== Stored entries ==
## Start
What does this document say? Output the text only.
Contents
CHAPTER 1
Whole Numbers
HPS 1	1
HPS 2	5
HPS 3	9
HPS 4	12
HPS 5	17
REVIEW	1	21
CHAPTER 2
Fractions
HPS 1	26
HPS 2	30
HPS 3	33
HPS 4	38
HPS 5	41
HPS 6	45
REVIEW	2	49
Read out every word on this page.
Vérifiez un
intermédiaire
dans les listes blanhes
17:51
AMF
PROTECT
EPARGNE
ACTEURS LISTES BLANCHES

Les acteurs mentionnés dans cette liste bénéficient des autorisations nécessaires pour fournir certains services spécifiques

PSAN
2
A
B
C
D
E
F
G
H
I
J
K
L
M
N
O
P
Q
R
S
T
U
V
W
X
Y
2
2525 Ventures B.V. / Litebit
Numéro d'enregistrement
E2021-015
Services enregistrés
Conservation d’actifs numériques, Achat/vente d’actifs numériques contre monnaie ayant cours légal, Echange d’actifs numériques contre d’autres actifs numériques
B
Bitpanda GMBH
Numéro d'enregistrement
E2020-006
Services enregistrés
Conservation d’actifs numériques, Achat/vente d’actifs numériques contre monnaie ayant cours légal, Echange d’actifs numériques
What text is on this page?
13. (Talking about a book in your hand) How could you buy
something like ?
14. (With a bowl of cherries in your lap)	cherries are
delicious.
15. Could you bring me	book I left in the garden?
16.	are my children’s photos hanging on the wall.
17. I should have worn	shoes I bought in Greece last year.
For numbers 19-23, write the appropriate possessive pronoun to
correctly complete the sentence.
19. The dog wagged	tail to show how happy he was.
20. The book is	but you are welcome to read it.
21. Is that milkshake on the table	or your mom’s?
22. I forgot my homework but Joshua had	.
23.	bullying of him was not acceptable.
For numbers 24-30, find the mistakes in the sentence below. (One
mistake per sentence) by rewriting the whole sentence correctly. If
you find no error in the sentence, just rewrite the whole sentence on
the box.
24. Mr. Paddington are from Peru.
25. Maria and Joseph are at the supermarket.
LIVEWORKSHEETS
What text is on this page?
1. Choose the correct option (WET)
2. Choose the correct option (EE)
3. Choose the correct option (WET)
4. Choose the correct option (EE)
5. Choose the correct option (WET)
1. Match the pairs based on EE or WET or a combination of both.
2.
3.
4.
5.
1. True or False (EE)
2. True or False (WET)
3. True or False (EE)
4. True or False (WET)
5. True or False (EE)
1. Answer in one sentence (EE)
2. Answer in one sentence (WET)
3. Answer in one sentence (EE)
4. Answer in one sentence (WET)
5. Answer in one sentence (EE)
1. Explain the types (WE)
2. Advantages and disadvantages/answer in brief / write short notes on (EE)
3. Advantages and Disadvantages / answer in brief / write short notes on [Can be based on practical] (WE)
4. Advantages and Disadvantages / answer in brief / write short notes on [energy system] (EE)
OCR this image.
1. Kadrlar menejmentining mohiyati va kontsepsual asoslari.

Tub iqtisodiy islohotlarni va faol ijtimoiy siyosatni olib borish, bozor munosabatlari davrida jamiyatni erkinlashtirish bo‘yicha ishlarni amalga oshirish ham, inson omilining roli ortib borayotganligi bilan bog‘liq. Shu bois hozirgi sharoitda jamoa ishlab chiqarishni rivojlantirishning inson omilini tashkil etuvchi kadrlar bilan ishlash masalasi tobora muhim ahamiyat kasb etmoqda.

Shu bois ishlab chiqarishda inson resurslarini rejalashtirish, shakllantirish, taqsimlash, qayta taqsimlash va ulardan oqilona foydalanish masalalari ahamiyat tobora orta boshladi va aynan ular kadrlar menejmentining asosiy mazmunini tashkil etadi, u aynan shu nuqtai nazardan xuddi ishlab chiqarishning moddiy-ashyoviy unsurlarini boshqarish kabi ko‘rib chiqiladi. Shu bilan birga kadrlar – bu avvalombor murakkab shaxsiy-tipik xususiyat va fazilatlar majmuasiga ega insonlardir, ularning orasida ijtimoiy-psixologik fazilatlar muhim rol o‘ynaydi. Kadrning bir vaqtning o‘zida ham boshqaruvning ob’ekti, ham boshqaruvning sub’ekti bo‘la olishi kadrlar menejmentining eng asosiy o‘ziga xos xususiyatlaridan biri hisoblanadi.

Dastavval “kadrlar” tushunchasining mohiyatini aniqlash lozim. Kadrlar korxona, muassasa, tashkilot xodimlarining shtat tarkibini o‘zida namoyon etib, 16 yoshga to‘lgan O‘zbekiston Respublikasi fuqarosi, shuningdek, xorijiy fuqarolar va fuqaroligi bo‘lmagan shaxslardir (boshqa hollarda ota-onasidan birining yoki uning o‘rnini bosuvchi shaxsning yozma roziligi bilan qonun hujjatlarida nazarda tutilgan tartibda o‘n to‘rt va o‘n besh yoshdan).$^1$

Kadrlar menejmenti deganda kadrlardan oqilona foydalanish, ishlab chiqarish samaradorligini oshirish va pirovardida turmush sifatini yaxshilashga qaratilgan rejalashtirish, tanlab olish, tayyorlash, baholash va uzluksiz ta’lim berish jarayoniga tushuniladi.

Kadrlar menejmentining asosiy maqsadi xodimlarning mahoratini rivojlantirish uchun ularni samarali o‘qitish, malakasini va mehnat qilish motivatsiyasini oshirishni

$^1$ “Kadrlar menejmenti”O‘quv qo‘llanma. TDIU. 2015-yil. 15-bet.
## End
== CHALLENGE ==
Check each line in the listing above for the string "short", then report how many lines contain it, with no other text.

== EXERCISE RESULT ==
3